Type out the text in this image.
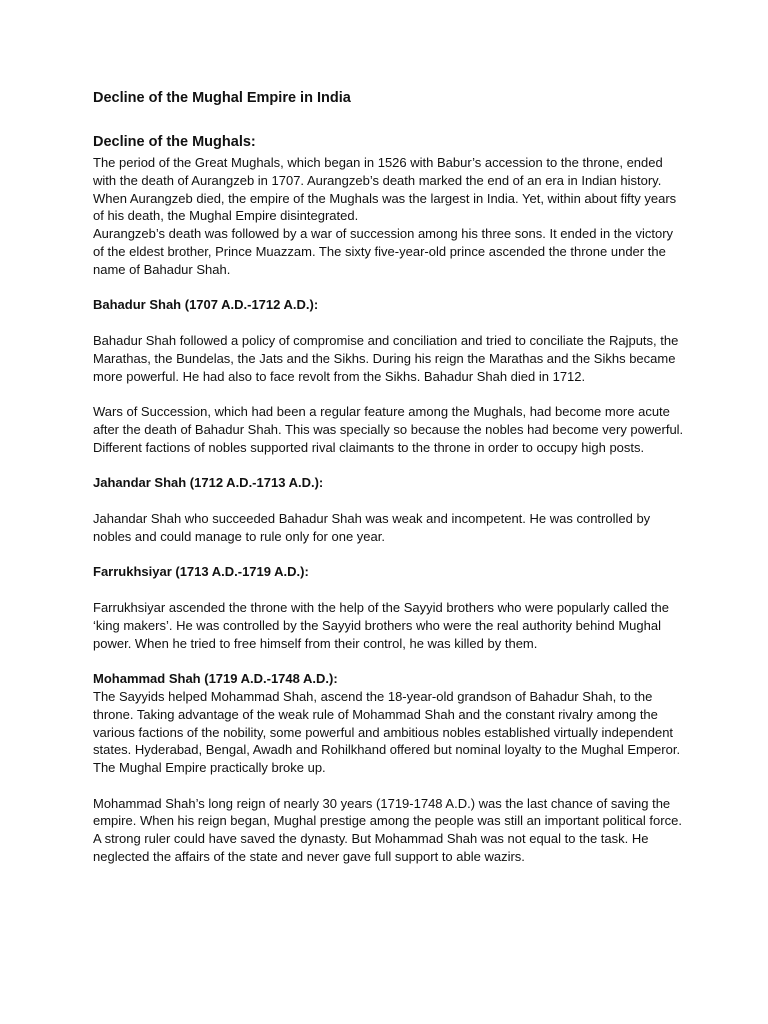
Decline of the Mughal Empire in India
Decline of the Mughals:

The period of the Great Mughals, which began in 1526 with Babur’s accession to the throne, ended with the death of Aurangzeb in 1707. Aurangzeb’s death marked the end of an era in Indian history. When Aurangzeb died, the empire of the Mughals was the largest in India. Yet, within about fifty years of his death, the Mughal Empire disintegrated.

Aurangzeb’s death was followed by a war of succession among his three sons. It ended in the victory of the eldest brother, Prince Muazzam. The sixty five-year-old prince ascended the throne under the name of Bahadur Shah.

Bahadur Shah (1707 A.D.-1712 A.D.):

Bahadur Shah followed a policy of compromise and conciliation and tried to conciliate the Rajputs, the Marathas, the Bundelas, the Jats and the Sikhs. During his reign the Marathas and the Sikhs became more powerful. He had also to face revolt from the Sikhs. Bahadur Shah died in 1712.

Wars of Succession, which had been a regular feature among the Mughals, had become more acute after the death of Bahadur Shah. This was specially so because the nobles had become very powerful. Different factions of nobles supported rival claimants to the throne in order to occupy high posts.

Jahandar Shah (1712 A.D.-1713 A.D.):

Jahandar Shah who succeeded Bahadur Shah was weak and incompetent. He was controlled by nobles and could manage to rule only for one year.

Farrukhsiyar (1713 A.D.-1719 A.D.):

Farrukhsiyar ascended the throne with the help of the Sayyid brothers who were popularly called the ‘king makers’. He was controlled by the Sayyid brothers who were the real authority behind Mughal power. When he tried to free himself from their control, he was killed by them.

Mohammad Shah (1719 A.D.-1748 A.D.):

The Sayyids helped Mohammad Shah, ascend the 18-year-old grandson of Bahadur Shah, to the throne. Taking advantage of the weak rule of Mohammad Shah and the constant rivalry among the various factions of the nobility, some powerful and ambitious nobles established virtually independent states. Hyderabad, Bengal, Awadh and Rohilkhand offered but nominal loyalty to the Mughal Emperor. The Mughal Empire practically broke up.

Mohammad Shah’s long reign of nearly 30 years (1719-1748 A.D.) was the last chance of saving the empire. When his reign began, Mughal prestige among the people was still an important political force. A strong ruler could have saved the dynasty. But Mohammad Shah was not equal to the task. He neglected the affairs of the state and never gave full support to able wazirs.
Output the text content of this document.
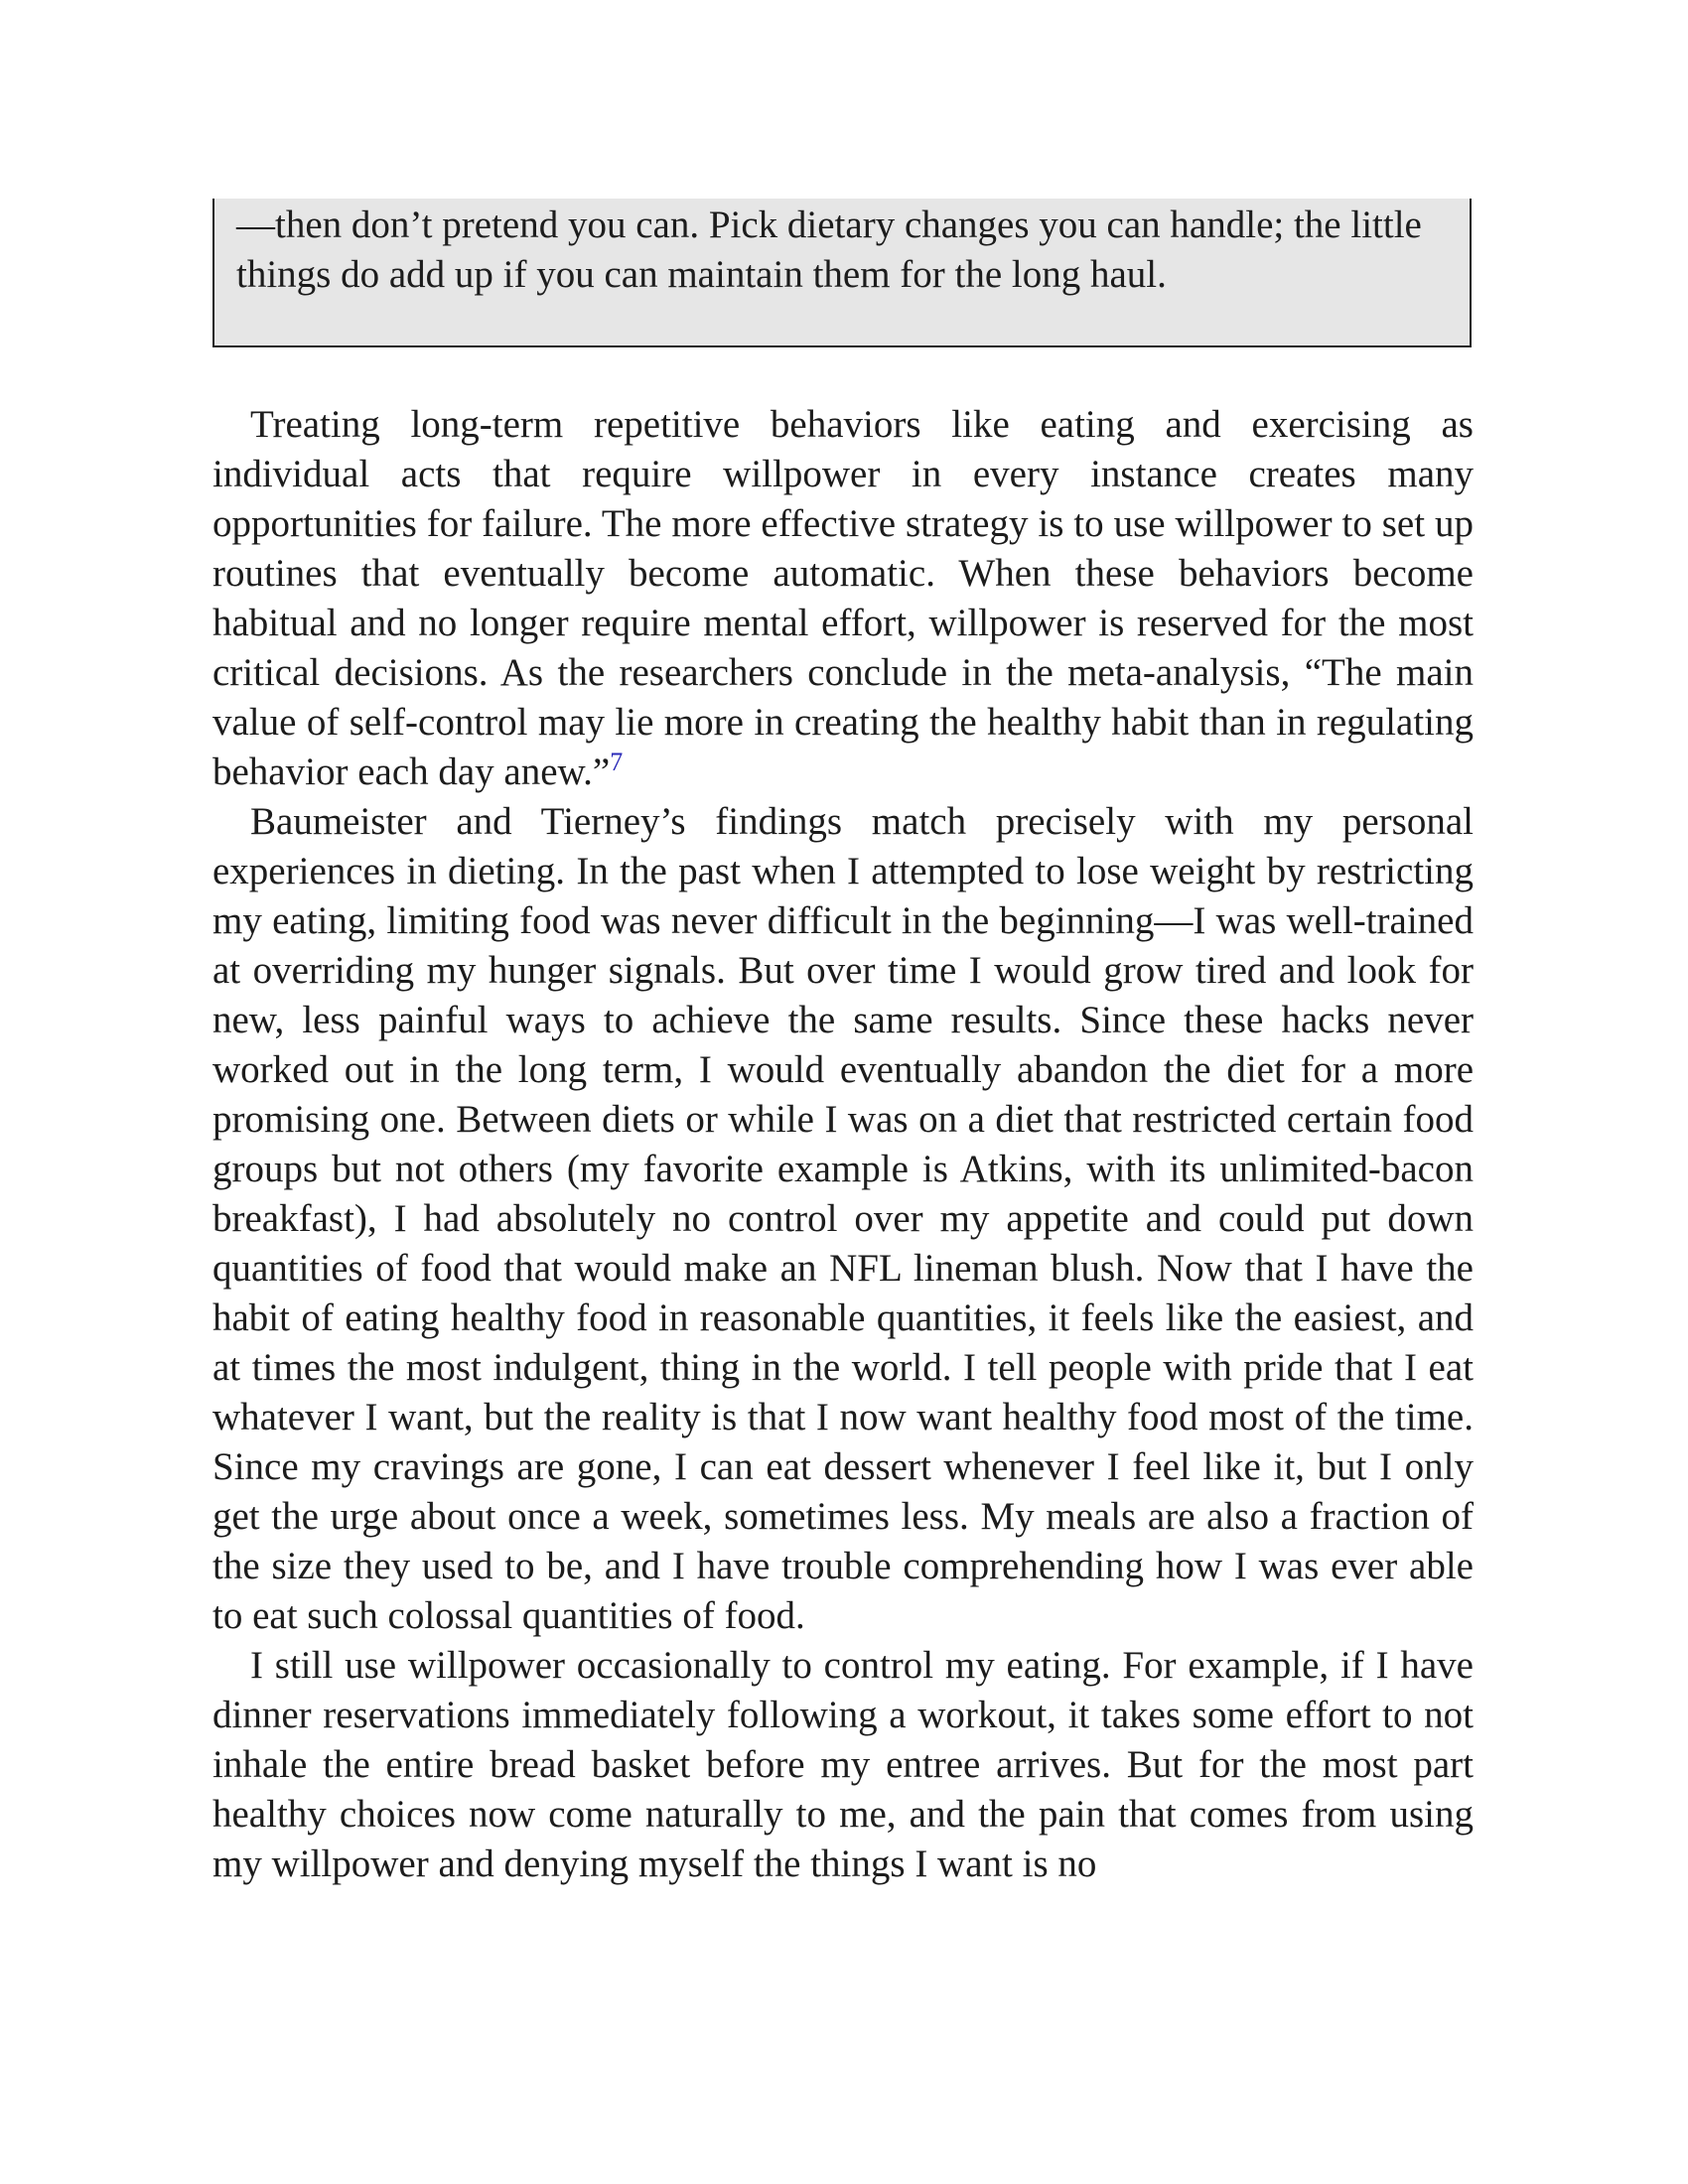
—then don’t pretend you can. Pick dietary changes you can handle; the little things do add up if you can maintain them for the long haul.

Treating long-term repetitive behaviors like eating and exercising as individual acts that require willpower in every instance creates many opportunities for failure. The more effective strategy is to use willpower to set up routines that eventually become automatic. When these behaviors become habitual and no longer require mental effort, willpower is reserved for the most critical decisions. As the researchers conclude in the meta-analysis, “The main value of self-control may lie more in creating the healthy habit than in regulating behavior each day anew.”$^7$

Baumeister and Tierney’s findings match precisely with my personal experiences in dieting. In the past when I attempted to lose weight by restricting my eating, limiting food was never difficult in the beginning—I was well-trained at overriding my hunger signals. But over time I would grow tired and look for new, less painful ways to achieve the same results. Since these hacks never worked out in the long term, I would eventually abandon the diet for a more promising one. Between diets or while I was on a diet that restricted certain food groups but not others (my favorite example is Atkins, with its unlimited-bacon breakfast), I had absolutely no control over my appetite and could put down quantities of food that would make an NFL lineman blush. Now that I have the habit of eating healthy food in reasonable quantities, it feels like the easiest, and at times the most indulgent, thing in the world. I tell people with pride that I eat whatever I want, but the reality is that I now want healthy food most of the time. Since my cravings are gone, I can eat dessert whenever I feel like it, but I only get the urge about once a week, sometimes less. My meals are also a fraction of the size they used to be, and I have trouble comprehending how I was ever able to eat such colossal quantities of food.

I still use willpower occasionally to control my eating. For example, if I have dinner reservations immediately following a workout, it takes some effort to not inhale the entire bread basket before my entree arrives. But for the most part healthy choices now come naturally to me, and the pain that comes from using my willpower and denying myself the things I want is no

********

Required task => Extract the entries in full, exactly as they are, minus the pictures.

Correct output =>
Type out the text in this image.
Decline of the Mughal Empire in India
Decline of the Mughals:

The period of the Great Mughals, which began in 1526 with Babur’s accession to the throne, ended with the death of Aurangzeb in 1707. Aurangzeb’s death marked the end of an era in Indian history. When Aurangzeb died, the empire of the Mughals was the largest in India. Yet, within about fifty years of his death, the Mughal Empire disintegrated.

Aurangzeb’s death was followed by a war of succession among his three sons. It ended in the victory of the eldest brother, Prince Muazzam. The sixty five-year-old prince ascended the throne under the name of Bahadur Shah.

Bahadur Shah (1707 A.D.-1712 A.D.):

Bahadur Shah followed a policy of compromise and conciliation and tried to conciliate the Rajputs, the Marathas, the Bundelas, the Jats and the Sikhs. During his reign the Marathas and the Sikhs became more powerful. He had also to face revolt from the Sikhs. Bahadur Shah died in 1712.

Wars of Succession, which had been a regular feature among the Mughals, had become more acute after the death of Bahadur Shah. This was specially so because the nobles had become very powerful. Different factions of nobles supported rival claimants to the throne in order to occupy high posts.

Jahandar Shah (1712 A.D.-1713 A.D.):

Jahandar Shah who succeeded Bahadur Shah was weak and incompetent. He was controlled by nobles and could manage to rule only for one year.

Farrukhsiyar (1713 A.D.-1719 A.D.):

Farrukhsiyar ascended the throne with the help of the Sayyid brothers who were popularly called the ‘king makers’. He was controlled by the Sayyid brothers who were the real authority behind Mughal power. When he tried to free himself from their control, he was killed by them.

Mohammad Shah (1719 A.D.-1748 A.D.):

The Sayyids helped Mohammad Shah, ascend the 18-year-old grandson of Bahadur Shah, to the throne. Taking advantage of the weak rule of Mohammad Shah and the constant rivalry among the various factions of the nobility, some powerful and ambitious nobles established virtually independent states. Hyderabad, Bengal, Awadh and Rohilkhand offered but nominal loyalty to the Mughal Emperor. The Mughal Empire practically broke up.

Mohammad Shah’s long reign of nearly 30 years (1719-1748 A.D.) was the last chance of saving the empire. When his reign began, Mughal prestige among the people was still an important political force. A strong ruler could have saved the dynasty. But Mohammad Shah was not equal to the task. He neglected the affairs of the state and never gave full support to able wazirs.
Output the text content of this document.
—then don’t pretend you can. Pick dietary changes you can handle; the little things do add up if you can maintain them for the long haul.

Treating long-term repetitive behaviors like eating and exercising as individual acts that require willpower in every instance creates many opportunities for failure. The more effective strategy is to use willpower to set up routines that eventually become automatic. When these behaviors become habitual and no longer require mental effort, willpower is reserved for the most critical decisions. As the researchers conclude in the meta-analysis, “The main value of self-control may lie more in creating the healthy habit than in regulating behavior each day anew.”$^7$

Baumeister and Tierney’s findings match precisely with my personal experiences in dieting. In the past when I attempted to lose weight by restricting my eating, limiting food was never difficult in the beginning—I was well-trained at overriding my hunger signals. But over time I would grow tired and look for new, less painful ways to achieve the same results. Since these hacks never worked out in the long term, I would eventually abandon the diet for a more promising one. Between diets or while I was on a diet that restricted certain food groups but not others (my favorite example is Atkins, with its unlimited-bacon breakfast), I had absolutely no control over my appetite and could put down quantities of food that would make an NFL lineman blush. Now that I have the habit of eating healthy food in reasonable quantities, it feels like the easiest, and at times the most indulgent, thing in the world. I tell people with pride that I eat whatever I want, but the reality is that I now want healthy food most of the time. Since my cravings are gone, I can eat dessert whenever I feel like it, but I only get the urge about once a week, sometimes less. My meals are also a fraction of the size they used to be, and I have trouble comprehending how I was ever able to eat such colossal quantities of food.

I still use willpower occasionally to control my eating. For example, if I have dinner reservations immediately following a workout, it takes some effort to not inhale the entire bread basket before my entree arrives. But for the most part healthy choices now come naturally to me, and the pain that comes from using my willpower and denying myself the things I want is no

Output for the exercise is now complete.